Records for this exercise:

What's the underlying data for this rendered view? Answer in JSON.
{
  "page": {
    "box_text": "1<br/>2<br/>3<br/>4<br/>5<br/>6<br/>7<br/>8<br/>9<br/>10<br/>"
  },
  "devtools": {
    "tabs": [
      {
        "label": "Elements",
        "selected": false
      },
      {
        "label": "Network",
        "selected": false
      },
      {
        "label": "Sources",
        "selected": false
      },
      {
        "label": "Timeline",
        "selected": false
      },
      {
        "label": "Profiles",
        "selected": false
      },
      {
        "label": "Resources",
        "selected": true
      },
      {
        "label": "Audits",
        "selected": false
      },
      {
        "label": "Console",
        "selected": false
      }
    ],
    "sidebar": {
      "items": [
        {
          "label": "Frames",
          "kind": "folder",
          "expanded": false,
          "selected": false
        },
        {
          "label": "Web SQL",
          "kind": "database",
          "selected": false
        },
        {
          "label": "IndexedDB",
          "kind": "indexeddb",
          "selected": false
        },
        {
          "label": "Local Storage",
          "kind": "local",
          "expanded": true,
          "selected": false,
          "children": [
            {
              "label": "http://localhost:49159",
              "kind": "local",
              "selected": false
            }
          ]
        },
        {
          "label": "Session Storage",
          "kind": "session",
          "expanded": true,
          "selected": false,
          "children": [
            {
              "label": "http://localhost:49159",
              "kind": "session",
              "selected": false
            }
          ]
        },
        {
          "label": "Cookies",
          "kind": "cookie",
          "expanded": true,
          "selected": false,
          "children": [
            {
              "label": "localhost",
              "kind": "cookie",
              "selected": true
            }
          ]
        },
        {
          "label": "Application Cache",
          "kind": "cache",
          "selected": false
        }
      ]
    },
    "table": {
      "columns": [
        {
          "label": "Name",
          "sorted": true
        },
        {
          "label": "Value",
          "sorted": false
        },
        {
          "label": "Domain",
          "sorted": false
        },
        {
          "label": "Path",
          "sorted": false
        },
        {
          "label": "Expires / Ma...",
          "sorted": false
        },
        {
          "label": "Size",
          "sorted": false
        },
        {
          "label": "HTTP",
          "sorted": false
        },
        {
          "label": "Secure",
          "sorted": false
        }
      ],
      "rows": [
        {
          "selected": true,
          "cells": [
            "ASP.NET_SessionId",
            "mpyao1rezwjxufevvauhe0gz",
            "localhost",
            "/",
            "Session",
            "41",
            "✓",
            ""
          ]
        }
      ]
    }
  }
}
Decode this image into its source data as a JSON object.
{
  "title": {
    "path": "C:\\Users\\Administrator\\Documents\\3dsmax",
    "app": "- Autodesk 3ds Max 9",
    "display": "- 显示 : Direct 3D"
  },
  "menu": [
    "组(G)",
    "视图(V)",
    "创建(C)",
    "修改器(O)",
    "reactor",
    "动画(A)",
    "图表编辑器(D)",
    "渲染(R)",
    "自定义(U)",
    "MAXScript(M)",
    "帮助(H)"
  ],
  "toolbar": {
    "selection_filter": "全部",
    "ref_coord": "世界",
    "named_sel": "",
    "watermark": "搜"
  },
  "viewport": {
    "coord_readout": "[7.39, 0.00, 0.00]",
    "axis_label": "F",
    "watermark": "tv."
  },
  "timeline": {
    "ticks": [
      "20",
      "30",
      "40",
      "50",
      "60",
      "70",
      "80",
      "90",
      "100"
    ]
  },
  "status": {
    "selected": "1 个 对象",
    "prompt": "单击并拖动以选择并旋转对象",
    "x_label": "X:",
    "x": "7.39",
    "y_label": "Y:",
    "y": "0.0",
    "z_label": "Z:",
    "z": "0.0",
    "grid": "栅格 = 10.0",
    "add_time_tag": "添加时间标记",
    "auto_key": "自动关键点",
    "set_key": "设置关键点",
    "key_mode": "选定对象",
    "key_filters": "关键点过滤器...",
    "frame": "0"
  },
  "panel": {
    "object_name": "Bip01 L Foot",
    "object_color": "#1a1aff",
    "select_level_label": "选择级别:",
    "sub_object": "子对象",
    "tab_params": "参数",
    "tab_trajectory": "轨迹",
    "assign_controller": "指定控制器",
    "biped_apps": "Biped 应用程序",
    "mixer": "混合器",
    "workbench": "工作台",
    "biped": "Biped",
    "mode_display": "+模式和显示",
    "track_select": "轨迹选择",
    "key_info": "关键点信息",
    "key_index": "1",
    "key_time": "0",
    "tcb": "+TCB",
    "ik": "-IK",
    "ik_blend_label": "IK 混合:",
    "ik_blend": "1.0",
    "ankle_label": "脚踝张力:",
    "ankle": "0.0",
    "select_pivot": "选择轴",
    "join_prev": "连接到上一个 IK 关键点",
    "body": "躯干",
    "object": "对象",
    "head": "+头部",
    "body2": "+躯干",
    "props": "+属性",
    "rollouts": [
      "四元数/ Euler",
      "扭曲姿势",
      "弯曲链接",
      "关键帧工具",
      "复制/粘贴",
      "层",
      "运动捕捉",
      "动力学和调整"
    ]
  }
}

What you have to do:
Each record above should be repeated exactly as it appears.

Reply:
What's the underlying data for this rendered view? Answer in JSON.
{
  "page": {
    "box_text": "1<br/>2<br/>3<br/>4<br/>5<br/>6<br/>7<br/>8<br/>9<br/>10<br/>"
  },
  "devtools": {
    "tabs": [
      {
        "label": "Elements",
        "selected": false
      },
      {
        "label": "Network",
        "selected": false
      },
      {
        "label": "Sources",
        "selected": false
      },
      {
        "label": "Timeline",
        "selected": false
      },
      {
        "label": "Profiles",
        "selected": false
      },
      {
        "label": "Resources",
        "selected": true
      },
      {
        "label": "Audits",
        "selected": false
      },
      {
        "label": "Console",
        "selected": false
      }
    ],
    "sidebar": {
      "items": [
        {
          "label": "Frames",
          "kind": "folder",
          "expanded": false,
          "selected": false
        },
        {
          "label": "Web SQL",
          "kind": "database",
          "selected": false
        },
        {
          "label": "IndexedDB",
          "kind": "indexeddb",
          "selected": false
        },
        {
          "label": "Local Storage",
          "kind": "local",
          "expanded": true,
          "selected": false,
          "children": [
            {
              "label": "http://localhost:49159",
              "kind": "local",
              "selected": false
            }
          ]
        },
        {
          "label": "Session Storage",
          "kind": "session",
          "expanded": true,
          "selected": false,
          "children": [
            {
              "label": "http://localhost:49159",
              "kind": "session",
              "selected": false
            }
          ]
        },
        {
          "label": "Cookies",
          "kind": "cookie",
          "expanded": true,
          "selected": false,
          "children": [
            {
              "label": "localhost",
              "kind": "cookie",
              "selected": true
            }
          ]
        },
        {
          "label": "Application Cache",
          "kind": "cache",
          "selected": false
        }
      ]
    },
    "table": {
      "columns": [
        {
          "label": "Name",
          "sorted": true
        },
        {
          "label": "Value",
          "sorted": false
        },
        {
          "label": "Domain",
          "sorted": false
        },
        {
          "label": "Path",
          "sorted": false
        },
        {
          "label": "Expires / Ma...",
          "sorted": false
        },
        {
          "label": "Size",
          "sorted": false
        },
        {
          "label": "HTTP",
          "sorted": false
        },
        {
          "label": "Secure",
          "sorted": false
        }
      ],
      "rows": [
        {
          "selected": true,
          "cells": [
            "ASP.NET_SessionId",
            "mpyao1rezwjxufevvauhe0gz",
            "localhost",
            "/",
            "Session",
            "41",
            "✓",
            ""
          ]
        }
      ]
    }
  }
}
Decode this image into its source data as a JSON object.
{
  "title": {
    "path": "C:\\Users\\Administrator\\Documents\\3dsmax",
    "app": "- Autodesk 3ds Max 9",
    "display": "- 显示 : Direct 3D"
  },
  "menu": [
    "组(G)",
    "视图(V)",
    "创建(C)",
    "修改器(O)",
    "reactor",
    "动画(A)",
    "图表编辑器(D)",
    "渲染(R)",
    "自定义(U)",
    "MAXScript(M)",
    "帮助(H)"
  ],
  "toolbar": {
    "selection_filter": "全部",
    "ref_coord": "世界",
    "named_sel": "",
    "watermark": "搜"
  },
  "viewport": {
    "coord_readout": "[7.39, 0.00, 0.00]",
    "axis_label": "F",
    "watermark": "tv."
  },
  "timeline": {
    "ticks": [
      "20",
      "30",
      "40",
      "50",
      "60",
      "70",
      "80",
      "90",
      "100"
    ]
  },
  "status": {
    "selected": "1 个 对象",
    "prompt": "单击并拖动以选择并旋转对象",
    "x_label": "X:",
    "x": "7.39",
    "y_label": "Y:",
    "y": "0.0",
    "z_label": "Z:",
    "z": "0.0",
    "grid": "栅格 = 10.0",
    "add_time_tag": "添加时间标记",
    "auto_key": "自动关键点",
    "set_key": "设置关键点",
    "key_mode": "选定对象",
    "key_filters": "关键点过滤器...",
    "frame": "0"
  },
  "panel": {
    "object_name": "Bip01 L Foot",
    "object_color": "#1a1aff",
    "select_level_label": "选择级别:",
    "sub_object": "子对象",
    "tab_params": "参数",
    "tab_trajectory": "轨迹",
    "assign_controller": "指定控制器",
    "biped_apps": "Biped 应用程序",
    "mixer": "混合器",
    "workbench": "工作台",
    "biped": "Biped",
    "mode_display": "+模式和显示",
    "track_select": "轨迹选择",
    "key_info": "关键点信息",
    "key_index": "1",
    "key_time": "0",
    "tcb": "+TCB",
    "ik": "-IK",
    "ik_blend_label": "IK 混合:",
    "ik_blend": "1.0",
    "ankle_label": "脚踝张力:",
    "ankle": "0.0",
    "select_pivot": "选择轴",
    "join_prev": "连接到上一个 IK 关键点",
    "body": "躯干",
    "object": "对象",
    "head": "+头部",
    "body2": "+躯干",
    "props": "+属性",
    "rollouts": [
      "四元数/ Euler",
      "扭曲姿势",
      "弯曲链接",
      "关键帧工具",
      "复制/粘贴",
      "层",
      "运动捕捉",
      "动力学和调整"
    ]
  }
}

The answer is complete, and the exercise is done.